Stored records
[START]

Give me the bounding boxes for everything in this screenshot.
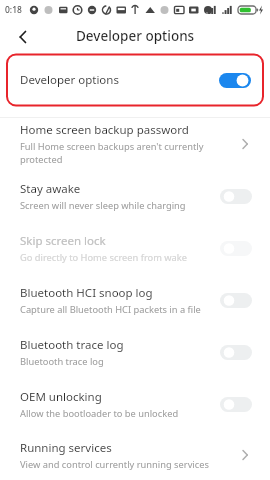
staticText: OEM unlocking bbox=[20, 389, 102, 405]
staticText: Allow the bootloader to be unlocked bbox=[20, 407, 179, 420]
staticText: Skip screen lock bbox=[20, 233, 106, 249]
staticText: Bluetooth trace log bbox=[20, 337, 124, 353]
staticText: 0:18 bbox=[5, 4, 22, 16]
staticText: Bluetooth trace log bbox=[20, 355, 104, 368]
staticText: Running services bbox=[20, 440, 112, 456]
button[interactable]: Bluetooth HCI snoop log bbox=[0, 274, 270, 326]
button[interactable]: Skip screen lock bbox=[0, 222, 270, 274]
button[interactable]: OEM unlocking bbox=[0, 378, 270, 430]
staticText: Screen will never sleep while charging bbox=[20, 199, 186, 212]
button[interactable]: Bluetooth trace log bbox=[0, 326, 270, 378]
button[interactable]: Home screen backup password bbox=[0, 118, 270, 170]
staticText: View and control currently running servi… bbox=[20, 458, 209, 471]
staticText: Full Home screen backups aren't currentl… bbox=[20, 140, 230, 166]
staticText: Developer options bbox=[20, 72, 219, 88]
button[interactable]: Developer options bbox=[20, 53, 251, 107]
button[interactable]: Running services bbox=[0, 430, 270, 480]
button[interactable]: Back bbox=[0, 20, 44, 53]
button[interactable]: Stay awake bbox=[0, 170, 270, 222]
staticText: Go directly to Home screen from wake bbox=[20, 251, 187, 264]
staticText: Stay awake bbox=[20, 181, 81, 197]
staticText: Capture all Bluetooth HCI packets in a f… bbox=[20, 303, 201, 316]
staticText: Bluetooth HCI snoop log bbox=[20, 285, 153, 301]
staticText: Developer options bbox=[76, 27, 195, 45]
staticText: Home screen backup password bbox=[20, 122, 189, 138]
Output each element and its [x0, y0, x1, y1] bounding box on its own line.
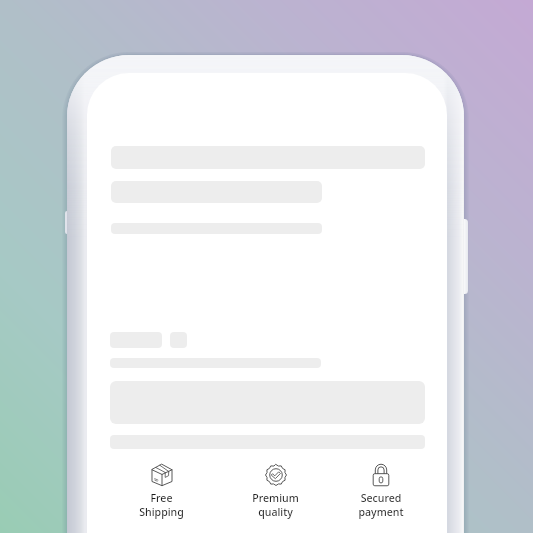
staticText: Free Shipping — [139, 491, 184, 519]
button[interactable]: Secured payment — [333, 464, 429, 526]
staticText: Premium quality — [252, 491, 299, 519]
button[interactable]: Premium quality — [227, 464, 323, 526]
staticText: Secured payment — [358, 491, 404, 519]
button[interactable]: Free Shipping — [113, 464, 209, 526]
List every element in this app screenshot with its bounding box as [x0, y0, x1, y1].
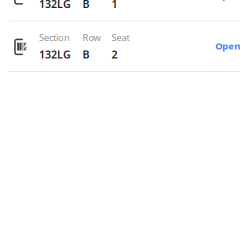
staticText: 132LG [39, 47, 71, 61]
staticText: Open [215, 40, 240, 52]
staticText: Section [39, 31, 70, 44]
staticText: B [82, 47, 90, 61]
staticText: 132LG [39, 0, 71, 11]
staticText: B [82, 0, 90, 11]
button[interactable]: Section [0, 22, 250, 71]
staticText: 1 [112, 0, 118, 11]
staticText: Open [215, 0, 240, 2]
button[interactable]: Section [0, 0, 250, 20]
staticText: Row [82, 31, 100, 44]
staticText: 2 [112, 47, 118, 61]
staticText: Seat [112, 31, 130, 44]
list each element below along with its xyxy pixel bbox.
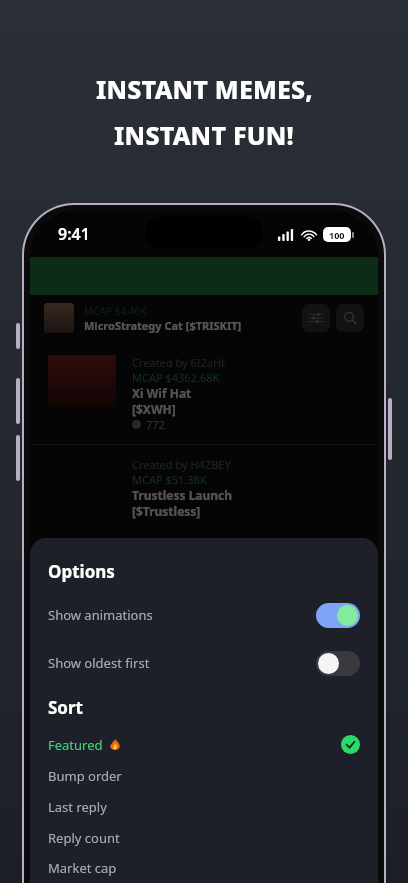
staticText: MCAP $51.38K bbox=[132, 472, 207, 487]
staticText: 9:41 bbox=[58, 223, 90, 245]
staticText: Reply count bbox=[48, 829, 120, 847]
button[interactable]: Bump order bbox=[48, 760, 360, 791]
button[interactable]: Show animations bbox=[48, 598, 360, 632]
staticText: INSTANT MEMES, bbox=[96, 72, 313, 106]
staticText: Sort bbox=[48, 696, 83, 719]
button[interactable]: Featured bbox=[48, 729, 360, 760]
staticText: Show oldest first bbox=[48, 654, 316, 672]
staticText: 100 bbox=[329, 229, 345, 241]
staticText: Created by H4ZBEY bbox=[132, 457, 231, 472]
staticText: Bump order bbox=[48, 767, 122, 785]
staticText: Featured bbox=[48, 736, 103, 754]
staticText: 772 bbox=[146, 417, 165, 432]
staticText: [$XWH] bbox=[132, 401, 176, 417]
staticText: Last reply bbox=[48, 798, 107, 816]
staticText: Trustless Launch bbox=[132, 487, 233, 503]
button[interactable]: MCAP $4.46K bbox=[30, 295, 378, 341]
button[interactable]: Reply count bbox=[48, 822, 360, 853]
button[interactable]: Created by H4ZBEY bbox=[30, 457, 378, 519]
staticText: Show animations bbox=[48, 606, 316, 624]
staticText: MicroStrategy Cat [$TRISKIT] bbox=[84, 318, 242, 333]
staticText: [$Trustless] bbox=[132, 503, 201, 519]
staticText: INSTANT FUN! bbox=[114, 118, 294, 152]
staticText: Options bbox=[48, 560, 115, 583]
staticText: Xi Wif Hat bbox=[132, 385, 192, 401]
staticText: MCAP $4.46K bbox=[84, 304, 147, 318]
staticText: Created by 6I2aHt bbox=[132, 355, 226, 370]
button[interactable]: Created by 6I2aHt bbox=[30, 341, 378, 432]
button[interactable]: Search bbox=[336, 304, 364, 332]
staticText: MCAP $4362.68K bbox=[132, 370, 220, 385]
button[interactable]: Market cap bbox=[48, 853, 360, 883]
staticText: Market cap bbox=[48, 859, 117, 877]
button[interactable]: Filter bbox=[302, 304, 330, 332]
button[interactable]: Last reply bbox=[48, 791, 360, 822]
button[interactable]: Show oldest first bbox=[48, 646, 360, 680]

[END]
[START]

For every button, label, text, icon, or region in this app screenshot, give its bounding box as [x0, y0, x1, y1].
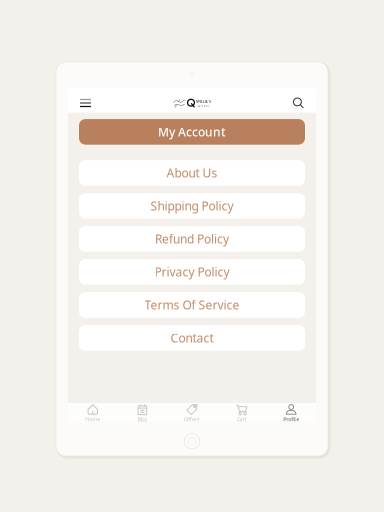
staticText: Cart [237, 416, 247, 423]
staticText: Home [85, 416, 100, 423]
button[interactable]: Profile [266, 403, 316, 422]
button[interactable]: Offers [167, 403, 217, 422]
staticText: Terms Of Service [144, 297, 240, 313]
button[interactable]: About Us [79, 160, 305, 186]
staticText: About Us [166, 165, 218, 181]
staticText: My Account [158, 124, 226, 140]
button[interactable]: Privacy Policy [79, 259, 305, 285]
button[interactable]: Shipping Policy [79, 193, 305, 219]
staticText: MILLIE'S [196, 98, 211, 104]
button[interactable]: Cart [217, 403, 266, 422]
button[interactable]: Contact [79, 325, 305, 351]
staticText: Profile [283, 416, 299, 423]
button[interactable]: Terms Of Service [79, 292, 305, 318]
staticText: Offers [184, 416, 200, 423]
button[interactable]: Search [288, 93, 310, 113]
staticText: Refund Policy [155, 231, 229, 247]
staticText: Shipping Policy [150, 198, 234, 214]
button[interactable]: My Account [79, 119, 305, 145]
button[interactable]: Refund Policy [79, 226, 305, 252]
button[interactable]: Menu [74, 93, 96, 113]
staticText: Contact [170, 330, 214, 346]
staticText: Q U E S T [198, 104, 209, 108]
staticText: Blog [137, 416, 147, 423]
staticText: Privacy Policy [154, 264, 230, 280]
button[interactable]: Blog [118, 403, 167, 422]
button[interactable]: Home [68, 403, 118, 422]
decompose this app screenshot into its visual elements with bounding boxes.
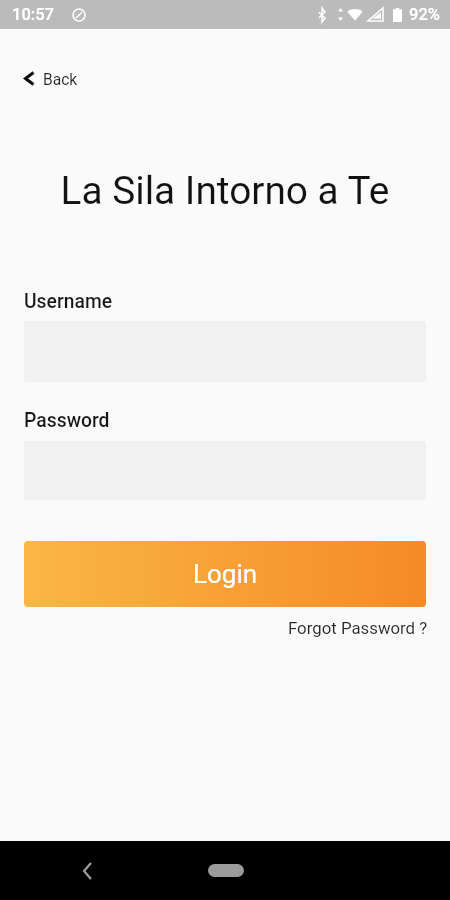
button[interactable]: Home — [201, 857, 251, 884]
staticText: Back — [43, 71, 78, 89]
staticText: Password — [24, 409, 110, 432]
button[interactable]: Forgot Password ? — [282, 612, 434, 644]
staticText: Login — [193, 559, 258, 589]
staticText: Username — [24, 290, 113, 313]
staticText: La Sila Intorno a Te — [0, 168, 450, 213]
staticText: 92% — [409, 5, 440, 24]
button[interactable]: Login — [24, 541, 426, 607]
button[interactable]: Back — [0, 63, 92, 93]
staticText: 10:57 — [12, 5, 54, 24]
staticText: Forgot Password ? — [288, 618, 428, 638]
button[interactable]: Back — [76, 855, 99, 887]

[END]

### PROBLEM TO WORK ON
Rewrite the stretch of rows from the one containing "staticText: Cart [237, 416, 247, 423]" through the one containing "staticText: Terms Of", with "Offers" replaced by "Deals" and nothing else changed. Give only those rows.

### RESULT FOR THIS EXERCISE
staticText: Cart [237, 416, 247, 423]
staticText: Home [85, 416, 100, 423]
button[interactable]: Profile [266, 403, 316, 422]
button[interactable]: Deals [167, 403, 217, 422]
staticText: Terms Of Service [144, 297, 240, 313]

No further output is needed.